**EXERCISE INSTRUCTIONS**
Look below and pull out each line with the word "name".

**TASK DATA**

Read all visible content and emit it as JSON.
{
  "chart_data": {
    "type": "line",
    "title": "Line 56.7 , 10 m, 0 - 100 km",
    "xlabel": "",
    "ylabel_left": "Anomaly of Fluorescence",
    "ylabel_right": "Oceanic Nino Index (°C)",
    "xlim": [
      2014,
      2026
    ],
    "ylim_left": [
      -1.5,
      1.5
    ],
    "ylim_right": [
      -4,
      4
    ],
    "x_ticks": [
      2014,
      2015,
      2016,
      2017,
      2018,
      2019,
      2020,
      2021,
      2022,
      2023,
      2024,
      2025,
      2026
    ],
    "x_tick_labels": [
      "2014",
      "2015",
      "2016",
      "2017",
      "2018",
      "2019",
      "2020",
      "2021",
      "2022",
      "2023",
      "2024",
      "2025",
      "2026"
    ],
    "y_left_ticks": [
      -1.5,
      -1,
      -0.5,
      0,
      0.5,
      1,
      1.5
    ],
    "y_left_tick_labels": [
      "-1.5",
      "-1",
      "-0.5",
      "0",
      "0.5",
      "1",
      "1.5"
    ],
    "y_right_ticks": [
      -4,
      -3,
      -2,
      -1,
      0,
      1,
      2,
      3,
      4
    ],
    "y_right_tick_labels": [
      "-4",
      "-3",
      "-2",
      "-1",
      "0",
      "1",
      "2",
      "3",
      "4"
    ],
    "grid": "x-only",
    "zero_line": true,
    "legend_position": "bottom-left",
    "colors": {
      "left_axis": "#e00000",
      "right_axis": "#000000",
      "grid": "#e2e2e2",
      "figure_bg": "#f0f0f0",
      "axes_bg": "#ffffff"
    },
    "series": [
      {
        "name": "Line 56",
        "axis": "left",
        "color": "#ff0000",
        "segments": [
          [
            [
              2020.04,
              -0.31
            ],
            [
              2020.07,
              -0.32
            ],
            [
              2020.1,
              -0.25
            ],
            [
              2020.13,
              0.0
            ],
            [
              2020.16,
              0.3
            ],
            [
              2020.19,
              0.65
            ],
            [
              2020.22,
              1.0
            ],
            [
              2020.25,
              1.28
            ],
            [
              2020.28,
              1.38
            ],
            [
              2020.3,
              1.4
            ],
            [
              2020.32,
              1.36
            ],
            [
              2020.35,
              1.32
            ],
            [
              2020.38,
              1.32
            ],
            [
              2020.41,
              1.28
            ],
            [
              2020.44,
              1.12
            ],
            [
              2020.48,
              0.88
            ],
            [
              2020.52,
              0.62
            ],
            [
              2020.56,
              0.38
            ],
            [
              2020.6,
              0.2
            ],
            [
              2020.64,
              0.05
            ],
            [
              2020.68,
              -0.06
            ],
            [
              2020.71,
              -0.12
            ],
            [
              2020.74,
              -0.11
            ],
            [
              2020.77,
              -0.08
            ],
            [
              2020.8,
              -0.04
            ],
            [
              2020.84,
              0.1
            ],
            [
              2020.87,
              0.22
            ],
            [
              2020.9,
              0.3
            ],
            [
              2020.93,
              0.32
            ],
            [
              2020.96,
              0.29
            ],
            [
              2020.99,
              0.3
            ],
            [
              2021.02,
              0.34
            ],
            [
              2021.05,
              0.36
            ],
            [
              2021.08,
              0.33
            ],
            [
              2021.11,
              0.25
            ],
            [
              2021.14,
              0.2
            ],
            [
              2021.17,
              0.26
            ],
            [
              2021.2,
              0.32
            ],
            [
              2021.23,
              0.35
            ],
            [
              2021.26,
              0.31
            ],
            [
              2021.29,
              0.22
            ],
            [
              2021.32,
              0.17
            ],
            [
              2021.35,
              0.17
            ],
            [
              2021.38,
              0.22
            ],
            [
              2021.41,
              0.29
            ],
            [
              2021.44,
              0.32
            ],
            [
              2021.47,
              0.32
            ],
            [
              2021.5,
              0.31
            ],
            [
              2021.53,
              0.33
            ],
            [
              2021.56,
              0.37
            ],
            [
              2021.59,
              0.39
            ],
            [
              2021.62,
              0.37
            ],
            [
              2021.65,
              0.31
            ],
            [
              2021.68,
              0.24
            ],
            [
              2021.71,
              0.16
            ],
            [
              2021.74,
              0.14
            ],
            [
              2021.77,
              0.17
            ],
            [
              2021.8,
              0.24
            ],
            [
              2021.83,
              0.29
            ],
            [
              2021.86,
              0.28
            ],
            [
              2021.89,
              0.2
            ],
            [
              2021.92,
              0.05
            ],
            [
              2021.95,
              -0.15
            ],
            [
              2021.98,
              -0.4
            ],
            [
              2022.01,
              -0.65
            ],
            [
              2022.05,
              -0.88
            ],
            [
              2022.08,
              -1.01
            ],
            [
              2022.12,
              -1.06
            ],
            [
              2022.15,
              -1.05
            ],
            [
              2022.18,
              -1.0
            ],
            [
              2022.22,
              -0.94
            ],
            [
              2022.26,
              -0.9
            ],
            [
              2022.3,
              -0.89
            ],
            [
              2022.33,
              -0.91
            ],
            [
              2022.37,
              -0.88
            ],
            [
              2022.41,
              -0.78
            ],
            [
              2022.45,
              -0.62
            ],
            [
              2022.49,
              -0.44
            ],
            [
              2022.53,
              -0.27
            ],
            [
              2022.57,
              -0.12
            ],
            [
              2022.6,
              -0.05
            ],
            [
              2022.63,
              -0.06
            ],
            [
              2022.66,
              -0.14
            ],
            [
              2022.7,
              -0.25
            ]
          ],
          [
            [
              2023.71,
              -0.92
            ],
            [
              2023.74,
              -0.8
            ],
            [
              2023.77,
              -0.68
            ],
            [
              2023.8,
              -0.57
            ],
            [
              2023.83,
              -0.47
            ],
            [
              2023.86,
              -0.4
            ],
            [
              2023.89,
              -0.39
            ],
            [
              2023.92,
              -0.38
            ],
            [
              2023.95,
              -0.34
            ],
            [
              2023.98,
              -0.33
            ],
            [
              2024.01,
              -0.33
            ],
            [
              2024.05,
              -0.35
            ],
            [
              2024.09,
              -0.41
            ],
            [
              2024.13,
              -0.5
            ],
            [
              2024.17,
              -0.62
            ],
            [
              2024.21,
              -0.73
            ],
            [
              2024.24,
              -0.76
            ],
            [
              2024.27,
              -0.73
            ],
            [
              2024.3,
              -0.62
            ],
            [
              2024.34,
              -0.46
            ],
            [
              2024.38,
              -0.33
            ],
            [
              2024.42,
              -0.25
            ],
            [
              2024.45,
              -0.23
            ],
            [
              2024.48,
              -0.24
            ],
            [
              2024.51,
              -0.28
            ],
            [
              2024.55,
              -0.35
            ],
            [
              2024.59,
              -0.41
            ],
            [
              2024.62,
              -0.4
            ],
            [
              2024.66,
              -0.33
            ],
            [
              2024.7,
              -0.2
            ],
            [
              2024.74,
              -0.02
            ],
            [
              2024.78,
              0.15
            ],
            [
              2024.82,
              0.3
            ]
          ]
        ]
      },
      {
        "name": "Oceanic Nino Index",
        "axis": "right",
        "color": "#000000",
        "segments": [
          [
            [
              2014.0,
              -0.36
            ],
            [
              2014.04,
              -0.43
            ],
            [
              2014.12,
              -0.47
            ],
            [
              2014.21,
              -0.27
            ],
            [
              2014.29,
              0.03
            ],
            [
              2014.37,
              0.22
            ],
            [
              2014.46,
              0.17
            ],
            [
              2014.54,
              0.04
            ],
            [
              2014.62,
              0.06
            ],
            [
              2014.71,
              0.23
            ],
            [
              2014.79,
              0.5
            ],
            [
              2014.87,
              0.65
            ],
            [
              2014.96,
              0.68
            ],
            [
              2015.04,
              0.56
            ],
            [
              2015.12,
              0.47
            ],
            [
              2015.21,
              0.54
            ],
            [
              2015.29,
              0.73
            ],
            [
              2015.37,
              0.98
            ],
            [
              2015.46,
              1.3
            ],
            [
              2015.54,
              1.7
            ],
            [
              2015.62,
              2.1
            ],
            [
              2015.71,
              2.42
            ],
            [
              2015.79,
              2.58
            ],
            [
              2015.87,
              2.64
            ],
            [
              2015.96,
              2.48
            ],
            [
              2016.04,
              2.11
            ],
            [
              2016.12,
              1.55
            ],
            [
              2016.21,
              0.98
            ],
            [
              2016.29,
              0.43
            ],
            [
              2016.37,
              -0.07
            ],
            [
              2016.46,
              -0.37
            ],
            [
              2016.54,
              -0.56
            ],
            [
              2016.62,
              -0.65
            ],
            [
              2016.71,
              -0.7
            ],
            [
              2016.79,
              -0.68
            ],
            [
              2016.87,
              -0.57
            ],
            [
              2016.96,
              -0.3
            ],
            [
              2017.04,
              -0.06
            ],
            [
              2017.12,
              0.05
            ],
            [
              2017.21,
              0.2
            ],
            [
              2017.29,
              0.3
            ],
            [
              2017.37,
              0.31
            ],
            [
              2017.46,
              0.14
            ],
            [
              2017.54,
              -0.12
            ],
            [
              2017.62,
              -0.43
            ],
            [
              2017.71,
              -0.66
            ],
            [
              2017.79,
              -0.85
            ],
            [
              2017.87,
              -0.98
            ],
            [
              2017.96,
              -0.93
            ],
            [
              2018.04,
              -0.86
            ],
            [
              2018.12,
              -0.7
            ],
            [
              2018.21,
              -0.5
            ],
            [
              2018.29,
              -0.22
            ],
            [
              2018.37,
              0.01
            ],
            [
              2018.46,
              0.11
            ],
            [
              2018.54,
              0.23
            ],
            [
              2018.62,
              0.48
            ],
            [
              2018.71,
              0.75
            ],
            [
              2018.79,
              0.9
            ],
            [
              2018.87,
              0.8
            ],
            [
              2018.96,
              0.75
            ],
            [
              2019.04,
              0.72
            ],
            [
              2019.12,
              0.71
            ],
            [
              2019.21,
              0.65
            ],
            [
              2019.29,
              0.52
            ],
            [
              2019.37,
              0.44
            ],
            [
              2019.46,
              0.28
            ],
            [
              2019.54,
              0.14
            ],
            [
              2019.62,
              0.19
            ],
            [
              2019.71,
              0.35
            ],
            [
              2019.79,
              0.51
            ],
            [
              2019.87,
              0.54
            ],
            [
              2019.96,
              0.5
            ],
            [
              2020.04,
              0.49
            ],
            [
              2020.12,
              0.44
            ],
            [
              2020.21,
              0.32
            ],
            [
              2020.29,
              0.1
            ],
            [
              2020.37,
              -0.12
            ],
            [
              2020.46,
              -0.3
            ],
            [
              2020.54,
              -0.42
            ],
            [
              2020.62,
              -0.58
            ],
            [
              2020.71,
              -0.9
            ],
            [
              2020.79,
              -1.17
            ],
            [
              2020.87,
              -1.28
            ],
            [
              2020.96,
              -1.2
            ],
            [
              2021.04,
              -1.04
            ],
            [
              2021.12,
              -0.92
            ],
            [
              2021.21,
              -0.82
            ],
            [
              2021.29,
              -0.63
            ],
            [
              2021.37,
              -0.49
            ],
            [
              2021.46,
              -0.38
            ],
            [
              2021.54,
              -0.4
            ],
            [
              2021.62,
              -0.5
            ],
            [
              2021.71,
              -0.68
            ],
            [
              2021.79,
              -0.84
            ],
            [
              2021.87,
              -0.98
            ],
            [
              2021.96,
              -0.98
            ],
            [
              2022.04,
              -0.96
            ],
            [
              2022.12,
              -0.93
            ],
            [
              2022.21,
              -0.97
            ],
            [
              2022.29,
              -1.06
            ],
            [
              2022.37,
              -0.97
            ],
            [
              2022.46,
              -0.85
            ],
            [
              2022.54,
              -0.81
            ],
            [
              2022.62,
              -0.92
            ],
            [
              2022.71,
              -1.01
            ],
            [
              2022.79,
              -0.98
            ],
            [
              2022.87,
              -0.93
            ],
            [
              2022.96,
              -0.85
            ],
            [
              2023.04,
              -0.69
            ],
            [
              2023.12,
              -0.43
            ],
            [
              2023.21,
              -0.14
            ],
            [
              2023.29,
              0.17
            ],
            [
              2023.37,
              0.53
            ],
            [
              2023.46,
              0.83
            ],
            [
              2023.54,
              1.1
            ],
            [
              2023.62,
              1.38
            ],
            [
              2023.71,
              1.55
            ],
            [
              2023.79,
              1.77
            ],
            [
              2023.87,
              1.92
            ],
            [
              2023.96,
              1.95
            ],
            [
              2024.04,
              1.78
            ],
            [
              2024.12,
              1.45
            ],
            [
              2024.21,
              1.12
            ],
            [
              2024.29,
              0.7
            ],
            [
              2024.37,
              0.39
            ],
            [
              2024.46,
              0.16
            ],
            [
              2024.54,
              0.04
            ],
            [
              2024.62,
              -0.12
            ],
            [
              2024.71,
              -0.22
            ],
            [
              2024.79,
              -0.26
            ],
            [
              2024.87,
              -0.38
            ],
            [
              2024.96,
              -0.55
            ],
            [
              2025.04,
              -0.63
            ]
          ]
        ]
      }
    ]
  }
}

**TASK RESULT**
        "name": "Line 56",
        "name": "Oceanic Nino Index",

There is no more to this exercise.